::: GIVEN DATA

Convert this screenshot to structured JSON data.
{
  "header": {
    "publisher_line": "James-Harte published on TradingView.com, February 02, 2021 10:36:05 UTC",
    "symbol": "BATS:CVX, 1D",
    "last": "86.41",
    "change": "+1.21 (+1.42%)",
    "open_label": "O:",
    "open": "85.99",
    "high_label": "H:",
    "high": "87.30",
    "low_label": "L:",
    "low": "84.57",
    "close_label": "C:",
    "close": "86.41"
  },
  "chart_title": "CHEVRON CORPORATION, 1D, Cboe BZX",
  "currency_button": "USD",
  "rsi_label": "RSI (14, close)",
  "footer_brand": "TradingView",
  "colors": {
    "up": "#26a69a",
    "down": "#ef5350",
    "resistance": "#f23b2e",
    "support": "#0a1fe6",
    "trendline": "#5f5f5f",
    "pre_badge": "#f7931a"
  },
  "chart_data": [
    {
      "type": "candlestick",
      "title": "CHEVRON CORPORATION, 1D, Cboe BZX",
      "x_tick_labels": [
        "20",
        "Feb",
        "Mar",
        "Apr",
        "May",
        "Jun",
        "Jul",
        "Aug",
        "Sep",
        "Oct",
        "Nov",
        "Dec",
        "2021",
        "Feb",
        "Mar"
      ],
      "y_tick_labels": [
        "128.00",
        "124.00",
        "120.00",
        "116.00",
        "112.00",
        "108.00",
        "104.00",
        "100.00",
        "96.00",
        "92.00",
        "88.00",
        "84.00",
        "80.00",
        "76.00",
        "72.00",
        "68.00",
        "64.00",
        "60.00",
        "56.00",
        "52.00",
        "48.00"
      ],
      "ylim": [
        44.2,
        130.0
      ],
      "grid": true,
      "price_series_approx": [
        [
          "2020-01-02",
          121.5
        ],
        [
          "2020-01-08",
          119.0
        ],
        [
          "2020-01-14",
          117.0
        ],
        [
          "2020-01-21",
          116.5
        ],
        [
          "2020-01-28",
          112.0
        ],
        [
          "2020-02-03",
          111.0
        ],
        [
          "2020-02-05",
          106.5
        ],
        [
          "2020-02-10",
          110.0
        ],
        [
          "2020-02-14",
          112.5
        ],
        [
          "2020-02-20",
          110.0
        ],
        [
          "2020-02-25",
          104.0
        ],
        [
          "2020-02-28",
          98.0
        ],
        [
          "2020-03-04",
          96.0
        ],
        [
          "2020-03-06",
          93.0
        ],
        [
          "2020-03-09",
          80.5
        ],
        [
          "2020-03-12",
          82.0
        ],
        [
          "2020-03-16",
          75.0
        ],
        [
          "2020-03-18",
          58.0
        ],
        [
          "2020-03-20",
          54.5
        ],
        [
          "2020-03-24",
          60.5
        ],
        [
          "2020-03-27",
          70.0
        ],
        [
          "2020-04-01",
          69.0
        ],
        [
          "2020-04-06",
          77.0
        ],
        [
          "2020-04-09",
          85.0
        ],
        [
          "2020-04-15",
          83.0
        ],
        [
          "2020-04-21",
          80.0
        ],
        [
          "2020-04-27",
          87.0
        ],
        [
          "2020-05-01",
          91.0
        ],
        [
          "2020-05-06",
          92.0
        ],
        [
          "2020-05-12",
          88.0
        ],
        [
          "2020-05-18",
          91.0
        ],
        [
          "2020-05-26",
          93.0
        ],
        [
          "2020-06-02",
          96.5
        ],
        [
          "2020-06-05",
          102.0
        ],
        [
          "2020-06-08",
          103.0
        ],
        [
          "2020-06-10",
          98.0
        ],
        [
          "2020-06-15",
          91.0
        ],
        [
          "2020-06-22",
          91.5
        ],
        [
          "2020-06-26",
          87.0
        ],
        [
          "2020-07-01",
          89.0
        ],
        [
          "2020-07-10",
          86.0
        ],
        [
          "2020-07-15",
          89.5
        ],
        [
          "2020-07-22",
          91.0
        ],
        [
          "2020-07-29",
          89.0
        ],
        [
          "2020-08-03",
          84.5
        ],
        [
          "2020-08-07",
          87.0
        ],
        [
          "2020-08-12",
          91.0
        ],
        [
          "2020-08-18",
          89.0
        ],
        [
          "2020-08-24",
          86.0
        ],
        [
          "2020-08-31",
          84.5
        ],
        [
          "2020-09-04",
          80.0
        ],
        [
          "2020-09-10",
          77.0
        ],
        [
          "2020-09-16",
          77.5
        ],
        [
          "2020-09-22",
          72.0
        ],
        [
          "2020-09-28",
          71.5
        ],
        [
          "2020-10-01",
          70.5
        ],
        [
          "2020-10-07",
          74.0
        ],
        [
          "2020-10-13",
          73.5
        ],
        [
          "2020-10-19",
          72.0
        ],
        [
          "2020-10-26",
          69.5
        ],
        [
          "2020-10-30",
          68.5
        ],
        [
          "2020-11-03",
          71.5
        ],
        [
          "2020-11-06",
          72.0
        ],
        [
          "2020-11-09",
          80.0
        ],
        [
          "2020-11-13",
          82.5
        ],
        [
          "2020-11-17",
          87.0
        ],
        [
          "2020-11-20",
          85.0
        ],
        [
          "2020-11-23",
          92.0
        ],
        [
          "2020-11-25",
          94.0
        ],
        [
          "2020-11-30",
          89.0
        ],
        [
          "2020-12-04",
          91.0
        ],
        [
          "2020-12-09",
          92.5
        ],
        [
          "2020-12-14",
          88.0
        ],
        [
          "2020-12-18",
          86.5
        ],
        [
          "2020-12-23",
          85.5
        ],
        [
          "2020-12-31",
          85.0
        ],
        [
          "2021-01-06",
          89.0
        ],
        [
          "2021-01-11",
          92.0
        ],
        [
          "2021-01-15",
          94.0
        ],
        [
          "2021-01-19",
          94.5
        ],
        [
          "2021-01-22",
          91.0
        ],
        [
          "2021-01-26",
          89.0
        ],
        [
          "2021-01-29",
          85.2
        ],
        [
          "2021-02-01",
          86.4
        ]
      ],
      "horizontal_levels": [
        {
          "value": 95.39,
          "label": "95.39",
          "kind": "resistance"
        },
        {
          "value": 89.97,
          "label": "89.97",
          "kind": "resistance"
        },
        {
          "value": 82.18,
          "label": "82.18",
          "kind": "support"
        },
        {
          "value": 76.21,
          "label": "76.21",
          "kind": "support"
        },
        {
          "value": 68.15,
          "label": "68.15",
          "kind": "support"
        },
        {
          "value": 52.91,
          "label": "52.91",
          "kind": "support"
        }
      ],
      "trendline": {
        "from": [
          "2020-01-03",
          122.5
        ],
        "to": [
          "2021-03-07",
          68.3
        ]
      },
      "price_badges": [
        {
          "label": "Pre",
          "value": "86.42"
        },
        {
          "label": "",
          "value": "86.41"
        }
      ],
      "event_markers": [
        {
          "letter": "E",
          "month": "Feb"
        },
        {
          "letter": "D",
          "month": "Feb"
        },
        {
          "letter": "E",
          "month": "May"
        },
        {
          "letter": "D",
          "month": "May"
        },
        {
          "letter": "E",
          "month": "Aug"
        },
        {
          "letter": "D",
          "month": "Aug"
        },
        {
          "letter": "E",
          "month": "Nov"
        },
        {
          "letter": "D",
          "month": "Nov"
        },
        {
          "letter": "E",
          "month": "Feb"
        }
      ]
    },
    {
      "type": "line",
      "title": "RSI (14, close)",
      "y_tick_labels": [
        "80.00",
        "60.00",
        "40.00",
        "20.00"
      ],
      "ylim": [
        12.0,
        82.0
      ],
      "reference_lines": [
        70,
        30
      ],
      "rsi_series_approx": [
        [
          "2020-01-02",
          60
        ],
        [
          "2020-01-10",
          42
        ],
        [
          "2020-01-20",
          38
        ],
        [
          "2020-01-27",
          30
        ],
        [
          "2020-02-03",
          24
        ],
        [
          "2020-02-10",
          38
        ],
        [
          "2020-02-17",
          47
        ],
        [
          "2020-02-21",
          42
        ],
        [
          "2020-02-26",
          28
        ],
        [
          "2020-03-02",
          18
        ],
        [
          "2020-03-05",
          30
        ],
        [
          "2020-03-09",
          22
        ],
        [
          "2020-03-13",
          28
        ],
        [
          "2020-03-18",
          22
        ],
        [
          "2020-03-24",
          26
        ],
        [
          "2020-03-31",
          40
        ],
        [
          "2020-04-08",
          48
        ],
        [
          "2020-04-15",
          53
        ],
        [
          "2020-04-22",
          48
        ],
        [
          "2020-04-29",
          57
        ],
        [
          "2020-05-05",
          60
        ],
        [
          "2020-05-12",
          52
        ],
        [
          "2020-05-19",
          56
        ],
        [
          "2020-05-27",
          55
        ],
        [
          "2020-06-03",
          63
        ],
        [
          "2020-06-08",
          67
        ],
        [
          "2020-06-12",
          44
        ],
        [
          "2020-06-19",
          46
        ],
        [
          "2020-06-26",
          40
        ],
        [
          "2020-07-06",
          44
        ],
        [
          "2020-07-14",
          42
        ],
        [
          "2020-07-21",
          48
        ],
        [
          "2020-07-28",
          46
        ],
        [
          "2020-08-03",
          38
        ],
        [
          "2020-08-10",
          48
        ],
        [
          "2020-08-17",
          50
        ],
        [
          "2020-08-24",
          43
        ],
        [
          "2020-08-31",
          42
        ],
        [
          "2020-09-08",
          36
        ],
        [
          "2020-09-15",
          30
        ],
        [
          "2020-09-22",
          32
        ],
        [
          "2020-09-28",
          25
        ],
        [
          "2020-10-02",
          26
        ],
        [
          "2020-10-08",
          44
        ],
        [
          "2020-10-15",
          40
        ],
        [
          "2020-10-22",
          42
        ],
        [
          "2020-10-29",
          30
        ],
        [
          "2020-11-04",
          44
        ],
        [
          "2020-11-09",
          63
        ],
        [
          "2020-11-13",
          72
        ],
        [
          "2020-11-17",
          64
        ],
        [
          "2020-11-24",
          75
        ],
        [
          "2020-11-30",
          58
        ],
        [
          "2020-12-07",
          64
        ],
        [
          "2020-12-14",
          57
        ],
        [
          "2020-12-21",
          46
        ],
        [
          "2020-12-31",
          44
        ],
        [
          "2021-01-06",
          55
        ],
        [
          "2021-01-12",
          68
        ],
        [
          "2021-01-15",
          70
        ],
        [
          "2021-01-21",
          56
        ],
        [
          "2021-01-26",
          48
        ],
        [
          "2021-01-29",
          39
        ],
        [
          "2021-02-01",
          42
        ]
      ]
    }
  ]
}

::::::

JOB. Pull out every line holding "CHEVRON" from the records above, and copy it.

RESPONSE.
  "chart_title": "CHEVRON CORPORATION, 1D, Cboe BZX",
      "title": "CHEVRON CORPORATION, 1D, Cboe BZX",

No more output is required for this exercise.